» **Job**
Pull out from the material below all lines with "shock".

(Rows from a figure dataset)
-=-=-=-=-

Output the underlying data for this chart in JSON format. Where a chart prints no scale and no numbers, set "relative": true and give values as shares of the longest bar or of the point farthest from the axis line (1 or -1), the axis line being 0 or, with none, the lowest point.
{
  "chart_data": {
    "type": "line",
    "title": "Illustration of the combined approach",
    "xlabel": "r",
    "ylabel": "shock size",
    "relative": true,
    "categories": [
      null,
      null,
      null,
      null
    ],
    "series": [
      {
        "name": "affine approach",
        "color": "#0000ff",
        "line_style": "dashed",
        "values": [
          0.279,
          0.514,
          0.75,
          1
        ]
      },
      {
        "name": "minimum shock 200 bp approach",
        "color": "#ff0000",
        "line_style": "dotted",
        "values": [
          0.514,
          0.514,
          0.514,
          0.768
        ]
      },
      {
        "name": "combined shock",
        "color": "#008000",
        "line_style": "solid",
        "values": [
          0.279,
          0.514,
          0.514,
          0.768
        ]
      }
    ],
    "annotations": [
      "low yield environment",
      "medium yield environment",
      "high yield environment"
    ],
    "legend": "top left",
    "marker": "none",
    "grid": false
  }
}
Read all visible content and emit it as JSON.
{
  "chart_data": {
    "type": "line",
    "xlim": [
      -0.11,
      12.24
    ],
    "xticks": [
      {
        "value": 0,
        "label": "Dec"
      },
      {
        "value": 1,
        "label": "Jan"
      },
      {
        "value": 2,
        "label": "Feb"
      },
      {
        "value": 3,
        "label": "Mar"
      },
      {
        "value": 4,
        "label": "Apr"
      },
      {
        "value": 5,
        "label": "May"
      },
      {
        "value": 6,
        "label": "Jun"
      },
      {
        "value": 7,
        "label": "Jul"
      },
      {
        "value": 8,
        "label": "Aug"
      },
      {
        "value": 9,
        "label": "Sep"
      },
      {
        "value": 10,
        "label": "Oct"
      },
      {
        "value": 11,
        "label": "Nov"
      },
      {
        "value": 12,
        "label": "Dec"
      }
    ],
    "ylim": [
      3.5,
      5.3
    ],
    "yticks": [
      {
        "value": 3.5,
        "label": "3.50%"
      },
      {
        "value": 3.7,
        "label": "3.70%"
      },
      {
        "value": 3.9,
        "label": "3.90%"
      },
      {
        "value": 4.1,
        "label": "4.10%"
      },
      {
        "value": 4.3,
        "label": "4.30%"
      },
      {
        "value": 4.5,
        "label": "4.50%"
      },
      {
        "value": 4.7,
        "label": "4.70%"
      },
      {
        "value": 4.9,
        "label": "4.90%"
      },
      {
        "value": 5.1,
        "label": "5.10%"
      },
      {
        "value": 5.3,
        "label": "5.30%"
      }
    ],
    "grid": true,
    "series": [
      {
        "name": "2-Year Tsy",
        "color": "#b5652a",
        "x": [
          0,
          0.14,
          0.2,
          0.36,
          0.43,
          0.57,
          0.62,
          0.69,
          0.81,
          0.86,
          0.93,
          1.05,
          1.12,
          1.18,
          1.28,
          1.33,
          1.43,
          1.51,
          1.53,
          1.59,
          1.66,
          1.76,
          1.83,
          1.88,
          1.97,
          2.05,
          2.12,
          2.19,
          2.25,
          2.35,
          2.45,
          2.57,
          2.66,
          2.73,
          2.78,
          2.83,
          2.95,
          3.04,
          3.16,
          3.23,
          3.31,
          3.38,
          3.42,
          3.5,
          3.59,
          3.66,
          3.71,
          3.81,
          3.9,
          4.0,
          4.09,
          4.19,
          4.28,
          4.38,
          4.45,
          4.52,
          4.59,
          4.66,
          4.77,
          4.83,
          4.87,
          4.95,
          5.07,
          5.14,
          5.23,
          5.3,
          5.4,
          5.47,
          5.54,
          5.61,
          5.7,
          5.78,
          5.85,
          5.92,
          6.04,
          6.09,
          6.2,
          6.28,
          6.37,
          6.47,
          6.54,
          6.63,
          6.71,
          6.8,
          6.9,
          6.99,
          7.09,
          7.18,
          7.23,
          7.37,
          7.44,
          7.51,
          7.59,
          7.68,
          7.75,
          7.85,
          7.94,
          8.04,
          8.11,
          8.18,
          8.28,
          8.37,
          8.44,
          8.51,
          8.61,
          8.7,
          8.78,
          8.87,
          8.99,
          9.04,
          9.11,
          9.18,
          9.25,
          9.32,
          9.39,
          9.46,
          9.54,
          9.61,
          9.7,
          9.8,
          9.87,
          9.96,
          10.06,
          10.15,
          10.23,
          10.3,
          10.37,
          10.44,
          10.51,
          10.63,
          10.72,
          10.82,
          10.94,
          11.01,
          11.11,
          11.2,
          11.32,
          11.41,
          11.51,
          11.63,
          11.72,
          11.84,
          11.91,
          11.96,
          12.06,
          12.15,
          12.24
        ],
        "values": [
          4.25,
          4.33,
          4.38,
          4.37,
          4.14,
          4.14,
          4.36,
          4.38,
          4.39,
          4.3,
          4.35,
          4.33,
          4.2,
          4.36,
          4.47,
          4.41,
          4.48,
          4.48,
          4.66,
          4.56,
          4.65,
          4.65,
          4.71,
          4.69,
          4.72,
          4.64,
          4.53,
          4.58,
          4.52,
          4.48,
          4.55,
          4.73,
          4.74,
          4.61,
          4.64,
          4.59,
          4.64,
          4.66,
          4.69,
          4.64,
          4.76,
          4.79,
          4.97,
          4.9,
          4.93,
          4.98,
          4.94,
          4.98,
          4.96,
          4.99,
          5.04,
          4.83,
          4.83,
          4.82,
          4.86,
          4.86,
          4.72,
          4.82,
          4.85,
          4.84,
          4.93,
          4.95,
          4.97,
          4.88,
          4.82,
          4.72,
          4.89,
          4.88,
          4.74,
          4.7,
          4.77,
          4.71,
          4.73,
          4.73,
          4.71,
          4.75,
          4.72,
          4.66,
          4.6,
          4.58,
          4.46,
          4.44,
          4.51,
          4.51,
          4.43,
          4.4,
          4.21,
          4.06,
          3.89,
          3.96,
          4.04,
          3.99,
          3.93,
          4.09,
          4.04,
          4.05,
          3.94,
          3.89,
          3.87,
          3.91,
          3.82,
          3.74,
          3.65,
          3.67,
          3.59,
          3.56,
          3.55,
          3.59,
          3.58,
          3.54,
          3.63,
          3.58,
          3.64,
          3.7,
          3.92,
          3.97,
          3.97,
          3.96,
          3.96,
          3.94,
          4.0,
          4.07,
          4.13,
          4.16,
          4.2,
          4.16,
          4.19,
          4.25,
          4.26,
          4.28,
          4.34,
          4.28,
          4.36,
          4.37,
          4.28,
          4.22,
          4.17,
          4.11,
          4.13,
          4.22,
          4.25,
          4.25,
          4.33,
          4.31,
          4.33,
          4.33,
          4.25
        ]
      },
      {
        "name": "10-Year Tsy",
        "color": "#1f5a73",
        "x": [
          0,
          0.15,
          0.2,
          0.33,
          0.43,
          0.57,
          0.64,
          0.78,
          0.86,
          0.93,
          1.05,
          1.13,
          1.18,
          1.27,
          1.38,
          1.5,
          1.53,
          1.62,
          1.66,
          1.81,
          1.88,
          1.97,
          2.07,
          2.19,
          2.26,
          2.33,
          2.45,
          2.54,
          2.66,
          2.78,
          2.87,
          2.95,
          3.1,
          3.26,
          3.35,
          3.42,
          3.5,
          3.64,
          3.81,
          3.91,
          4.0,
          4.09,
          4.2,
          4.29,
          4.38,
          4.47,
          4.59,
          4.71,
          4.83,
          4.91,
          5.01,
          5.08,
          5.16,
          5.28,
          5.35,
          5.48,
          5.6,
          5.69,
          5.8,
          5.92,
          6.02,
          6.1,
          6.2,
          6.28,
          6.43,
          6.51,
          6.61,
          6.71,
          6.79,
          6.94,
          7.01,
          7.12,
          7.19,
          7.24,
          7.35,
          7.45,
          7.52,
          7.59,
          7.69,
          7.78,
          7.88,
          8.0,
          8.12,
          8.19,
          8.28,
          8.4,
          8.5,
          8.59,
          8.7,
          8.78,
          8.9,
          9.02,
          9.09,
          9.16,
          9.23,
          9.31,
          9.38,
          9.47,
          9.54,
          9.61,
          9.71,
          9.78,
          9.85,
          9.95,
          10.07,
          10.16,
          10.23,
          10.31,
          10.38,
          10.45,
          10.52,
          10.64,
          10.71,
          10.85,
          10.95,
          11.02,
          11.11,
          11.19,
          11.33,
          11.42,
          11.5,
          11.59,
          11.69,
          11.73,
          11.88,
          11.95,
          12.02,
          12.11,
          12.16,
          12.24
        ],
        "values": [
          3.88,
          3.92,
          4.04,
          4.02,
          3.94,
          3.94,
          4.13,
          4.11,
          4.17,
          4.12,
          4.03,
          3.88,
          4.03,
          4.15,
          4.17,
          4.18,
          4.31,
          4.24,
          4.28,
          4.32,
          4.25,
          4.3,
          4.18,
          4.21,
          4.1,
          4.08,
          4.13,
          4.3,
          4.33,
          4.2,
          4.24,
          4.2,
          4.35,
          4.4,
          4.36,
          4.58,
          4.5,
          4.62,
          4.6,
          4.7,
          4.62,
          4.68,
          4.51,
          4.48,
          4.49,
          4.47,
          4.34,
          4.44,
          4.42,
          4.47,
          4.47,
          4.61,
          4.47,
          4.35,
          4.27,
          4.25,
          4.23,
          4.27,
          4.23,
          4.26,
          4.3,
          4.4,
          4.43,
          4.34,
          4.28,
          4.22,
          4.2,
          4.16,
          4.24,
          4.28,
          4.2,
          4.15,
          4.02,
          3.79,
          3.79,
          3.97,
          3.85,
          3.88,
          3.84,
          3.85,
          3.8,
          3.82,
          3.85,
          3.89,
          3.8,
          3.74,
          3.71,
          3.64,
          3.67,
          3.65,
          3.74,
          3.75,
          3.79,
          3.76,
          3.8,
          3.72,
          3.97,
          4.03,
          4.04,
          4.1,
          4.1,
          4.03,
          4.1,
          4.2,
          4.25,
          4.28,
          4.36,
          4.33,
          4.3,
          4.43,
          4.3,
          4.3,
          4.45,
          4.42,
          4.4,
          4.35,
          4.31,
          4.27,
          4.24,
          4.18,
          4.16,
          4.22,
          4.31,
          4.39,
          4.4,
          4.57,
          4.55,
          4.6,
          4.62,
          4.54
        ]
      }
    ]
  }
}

-=-=-=-=-

» **Result**
    "ylabel": "shock size",
        "name": "minimum shock 200 bp approach",
        "name": "combined shock",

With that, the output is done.